- _What you should do_:
Return each line that holds the word "Equirectangular".

--- start of Data to process ---

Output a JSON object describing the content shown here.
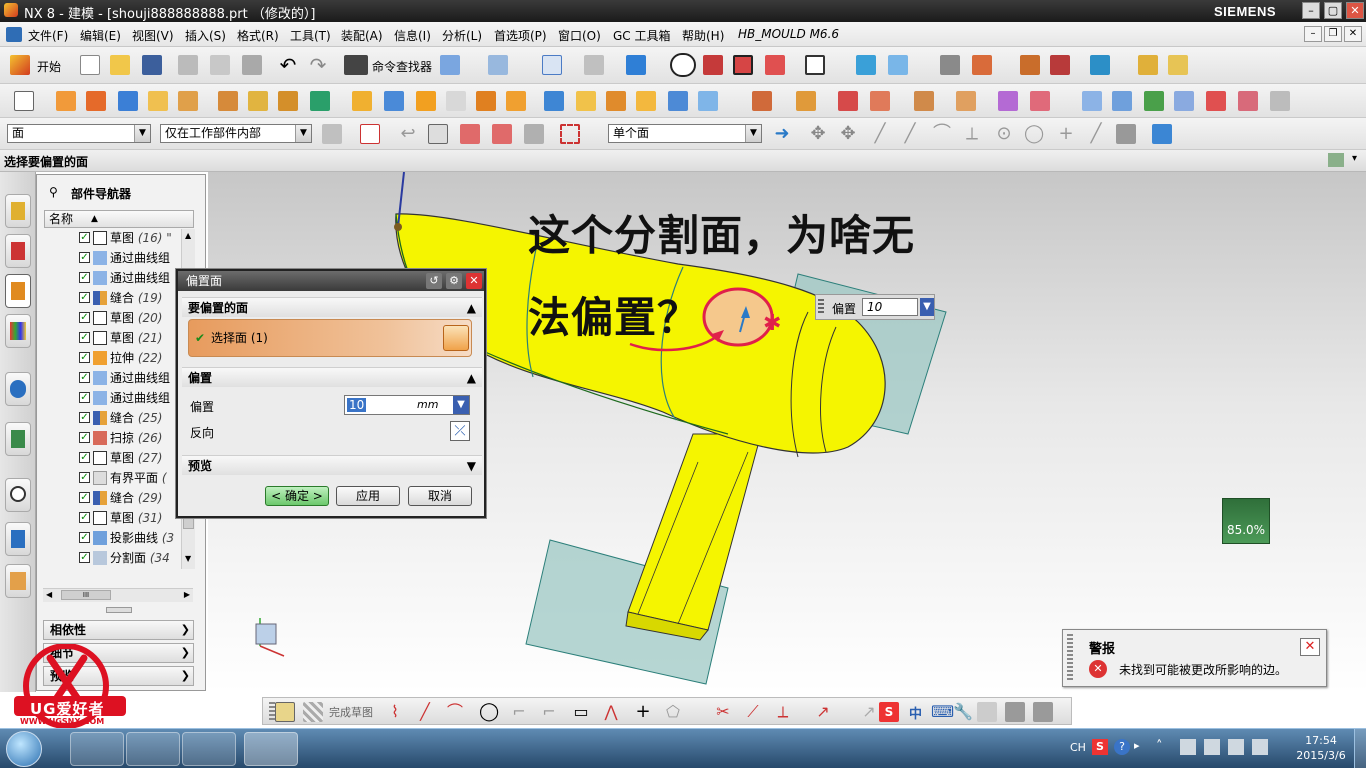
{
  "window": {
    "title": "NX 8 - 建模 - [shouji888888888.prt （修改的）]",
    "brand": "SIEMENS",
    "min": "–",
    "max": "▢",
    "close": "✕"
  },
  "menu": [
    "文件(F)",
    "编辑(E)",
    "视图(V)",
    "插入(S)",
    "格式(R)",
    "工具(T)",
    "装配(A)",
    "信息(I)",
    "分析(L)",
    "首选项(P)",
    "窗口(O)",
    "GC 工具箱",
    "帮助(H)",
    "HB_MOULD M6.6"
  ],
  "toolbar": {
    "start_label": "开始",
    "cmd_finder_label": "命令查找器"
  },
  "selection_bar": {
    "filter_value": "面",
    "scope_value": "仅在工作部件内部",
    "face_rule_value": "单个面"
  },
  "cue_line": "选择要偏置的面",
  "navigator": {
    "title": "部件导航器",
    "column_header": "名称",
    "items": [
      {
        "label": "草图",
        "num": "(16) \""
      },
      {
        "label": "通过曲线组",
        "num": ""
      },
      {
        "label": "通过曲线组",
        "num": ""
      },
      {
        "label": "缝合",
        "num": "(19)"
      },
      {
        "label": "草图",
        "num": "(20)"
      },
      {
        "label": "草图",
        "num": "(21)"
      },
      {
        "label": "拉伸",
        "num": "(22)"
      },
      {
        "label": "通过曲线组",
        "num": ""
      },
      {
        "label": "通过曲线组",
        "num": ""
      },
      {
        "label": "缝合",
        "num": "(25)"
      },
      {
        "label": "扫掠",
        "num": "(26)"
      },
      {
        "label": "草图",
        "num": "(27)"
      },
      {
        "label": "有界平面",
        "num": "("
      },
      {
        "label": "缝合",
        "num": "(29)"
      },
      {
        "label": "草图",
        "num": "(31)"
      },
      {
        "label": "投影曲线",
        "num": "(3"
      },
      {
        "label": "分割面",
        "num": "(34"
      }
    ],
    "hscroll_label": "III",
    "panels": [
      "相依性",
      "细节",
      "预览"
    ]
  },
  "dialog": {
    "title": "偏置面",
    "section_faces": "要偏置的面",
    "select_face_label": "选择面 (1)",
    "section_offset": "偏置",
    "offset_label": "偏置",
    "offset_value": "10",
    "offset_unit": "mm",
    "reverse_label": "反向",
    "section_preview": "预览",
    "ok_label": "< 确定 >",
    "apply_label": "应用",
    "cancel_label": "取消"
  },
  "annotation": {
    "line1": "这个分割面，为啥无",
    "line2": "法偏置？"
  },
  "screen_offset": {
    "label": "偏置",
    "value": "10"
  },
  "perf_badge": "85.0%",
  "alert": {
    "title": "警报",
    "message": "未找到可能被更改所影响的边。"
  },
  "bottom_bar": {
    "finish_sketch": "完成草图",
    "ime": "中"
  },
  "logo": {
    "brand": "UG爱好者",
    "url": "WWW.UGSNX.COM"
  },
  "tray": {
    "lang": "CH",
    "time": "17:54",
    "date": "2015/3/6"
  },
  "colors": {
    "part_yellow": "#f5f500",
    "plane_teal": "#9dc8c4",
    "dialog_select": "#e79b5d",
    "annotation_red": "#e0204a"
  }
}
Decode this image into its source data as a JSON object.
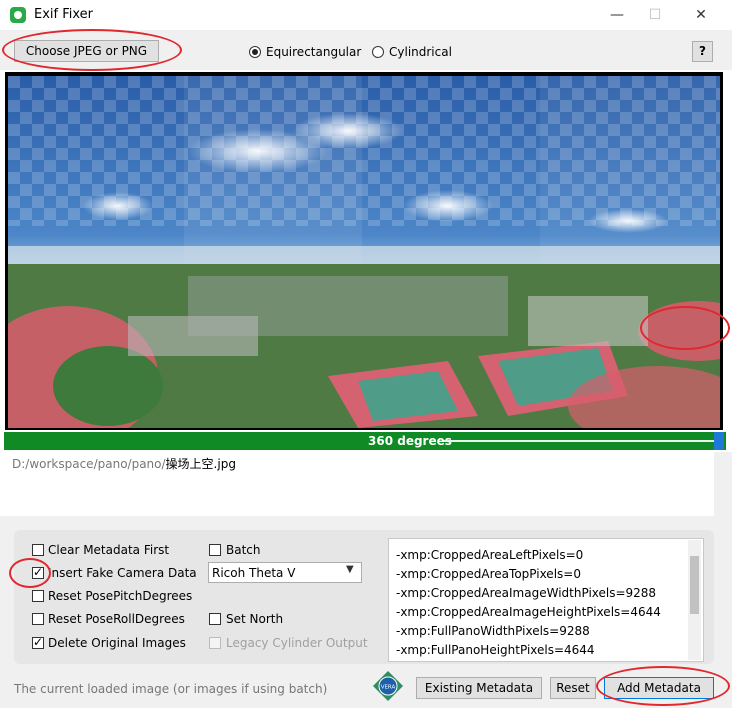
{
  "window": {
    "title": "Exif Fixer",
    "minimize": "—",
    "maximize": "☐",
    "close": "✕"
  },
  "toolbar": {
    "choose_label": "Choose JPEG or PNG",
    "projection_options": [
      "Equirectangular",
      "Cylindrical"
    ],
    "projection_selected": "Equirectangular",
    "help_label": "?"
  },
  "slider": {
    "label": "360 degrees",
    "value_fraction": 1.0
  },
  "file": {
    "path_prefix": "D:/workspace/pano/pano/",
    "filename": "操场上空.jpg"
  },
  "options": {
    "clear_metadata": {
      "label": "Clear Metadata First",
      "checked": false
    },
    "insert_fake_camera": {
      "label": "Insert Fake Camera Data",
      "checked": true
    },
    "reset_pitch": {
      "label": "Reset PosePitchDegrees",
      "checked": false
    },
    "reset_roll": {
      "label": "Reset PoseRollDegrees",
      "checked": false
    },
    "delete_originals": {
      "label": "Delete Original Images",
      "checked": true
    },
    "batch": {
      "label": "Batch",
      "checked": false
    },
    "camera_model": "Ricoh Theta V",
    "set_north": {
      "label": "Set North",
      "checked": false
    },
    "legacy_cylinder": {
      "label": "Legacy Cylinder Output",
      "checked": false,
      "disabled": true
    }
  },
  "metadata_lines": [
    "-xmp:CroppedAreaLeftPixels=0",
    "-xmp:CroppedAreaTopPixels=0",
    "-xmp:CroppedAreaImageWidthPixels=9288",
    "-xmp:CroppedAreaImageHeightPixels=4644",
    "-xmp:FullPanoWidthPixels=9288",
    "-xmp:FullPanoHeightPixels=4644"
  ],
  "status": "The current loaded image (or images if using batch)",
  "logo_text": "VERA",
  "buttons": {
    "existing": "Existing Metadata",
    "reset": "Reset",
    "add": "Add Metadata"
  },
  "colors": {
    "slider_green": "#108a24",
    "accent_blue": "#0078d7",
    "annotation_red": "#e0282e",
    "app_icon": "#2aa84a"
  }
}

--- end of Data to process ---
--- start of Data to process ---

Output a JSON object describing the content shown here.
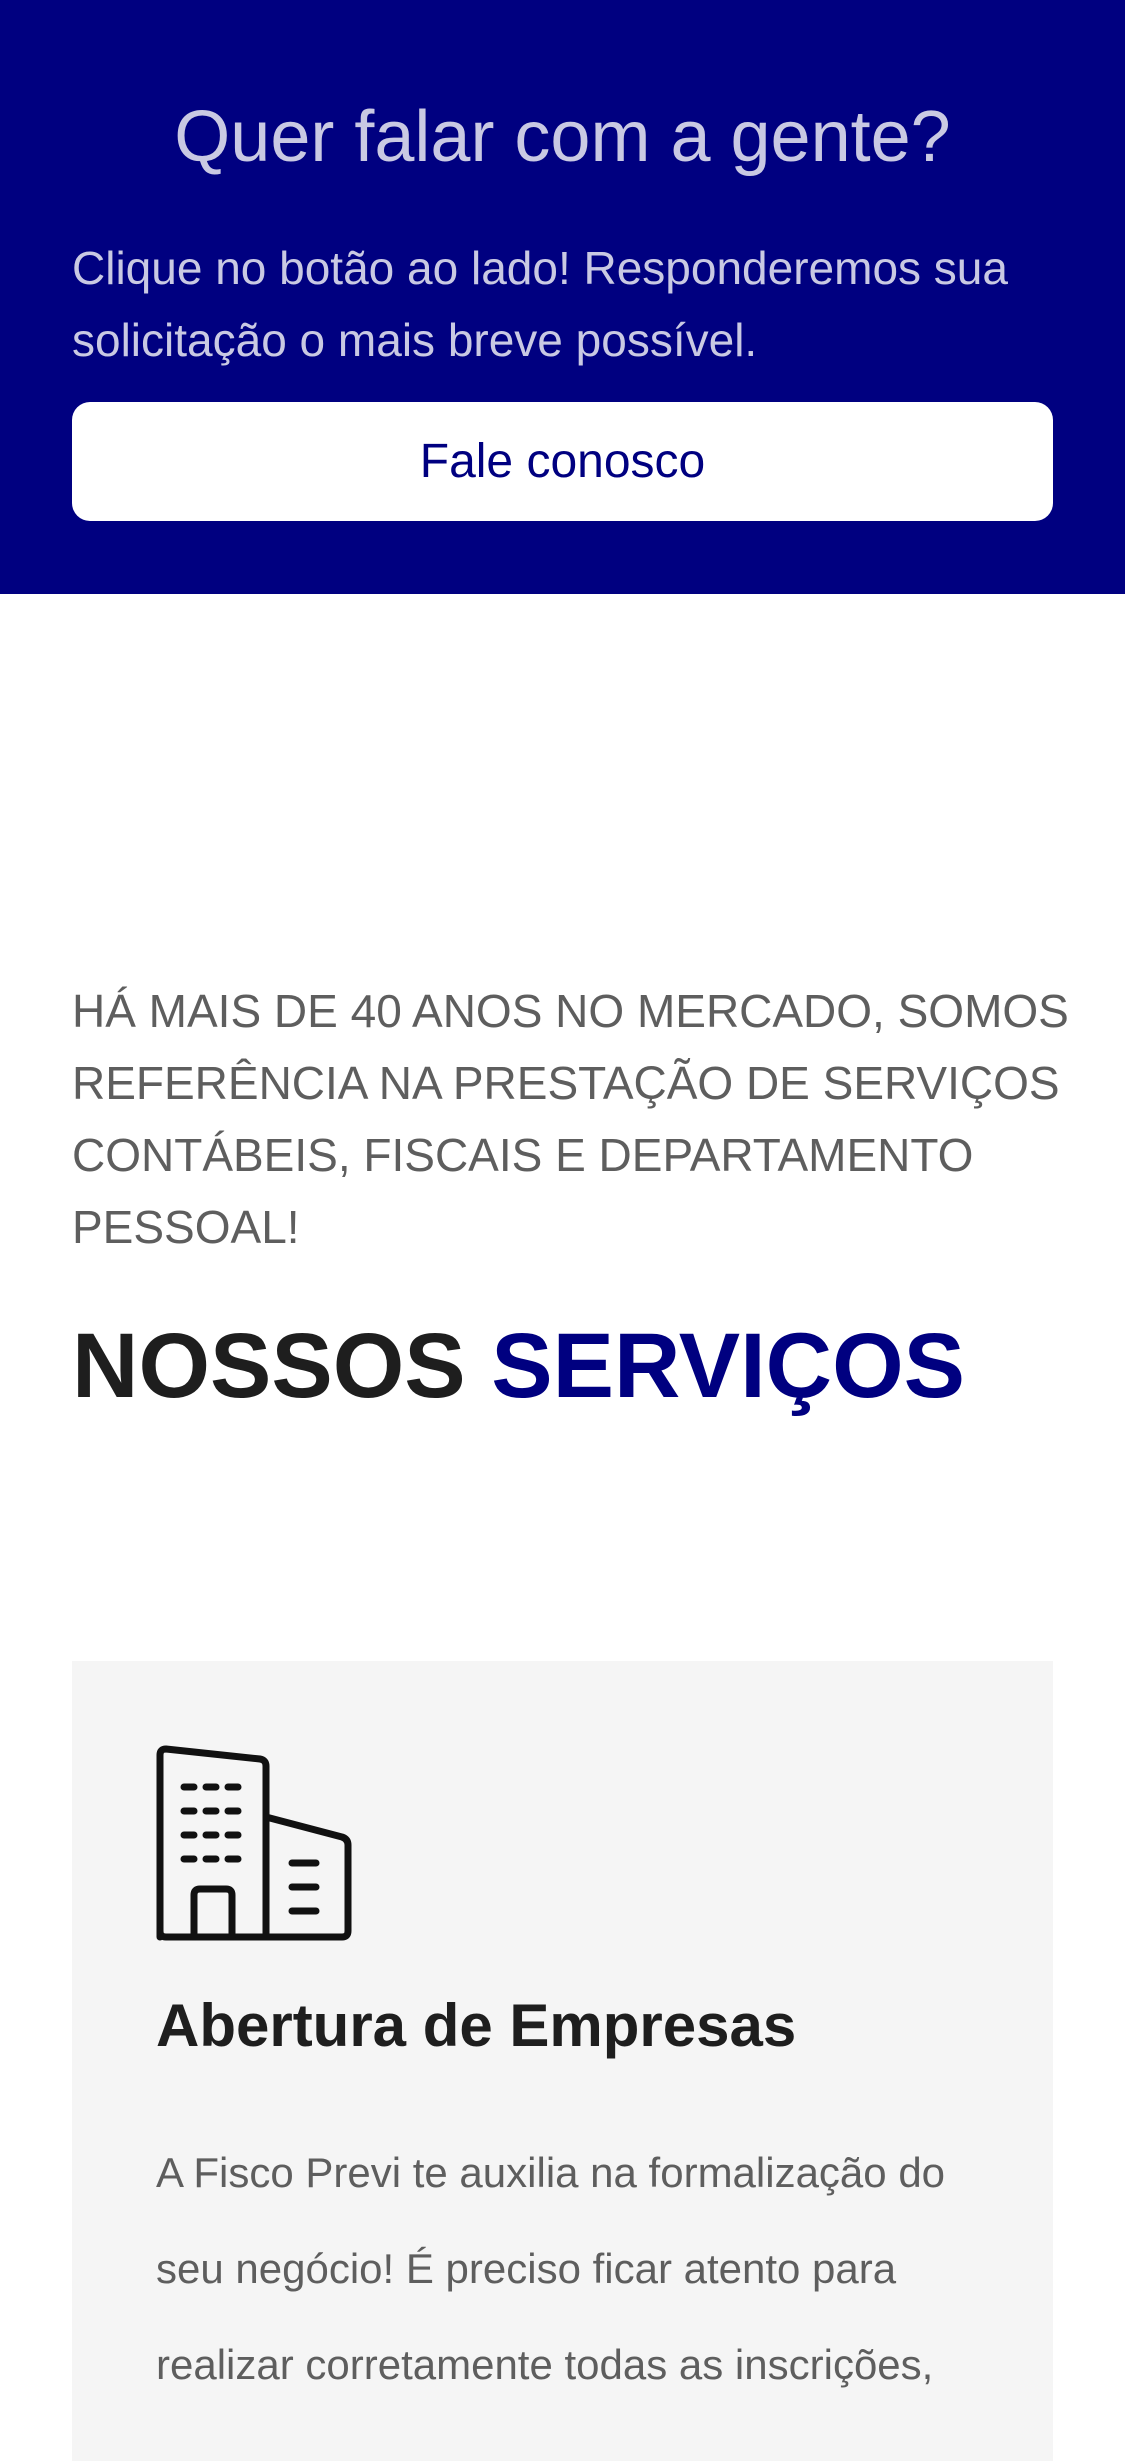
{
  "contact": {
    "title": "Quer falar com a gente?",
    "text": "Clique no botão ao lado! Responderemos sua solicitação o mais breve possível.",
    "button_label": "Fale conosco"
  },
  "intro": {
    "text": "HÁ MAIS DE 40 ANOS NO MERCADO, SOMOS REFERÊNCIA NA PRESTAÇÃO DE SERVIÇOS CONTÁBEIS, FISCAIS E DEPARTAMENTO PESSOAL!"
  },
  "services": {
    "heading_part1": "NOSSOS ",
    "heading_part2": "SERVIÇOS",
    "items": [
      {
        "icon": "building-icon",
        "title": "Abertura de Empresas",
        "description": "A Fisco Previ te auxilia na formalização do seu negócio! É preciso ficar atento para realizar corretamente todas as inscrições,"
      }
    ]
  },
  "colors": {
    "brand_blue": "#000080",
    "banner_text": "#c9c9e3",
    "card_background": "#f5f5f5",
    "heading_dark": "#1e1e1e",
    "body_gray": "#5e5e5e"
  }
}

--- end of Data to process ---

- _Written answer_:
      "Equirectangular",
    "projection_selected": "Equirectangular",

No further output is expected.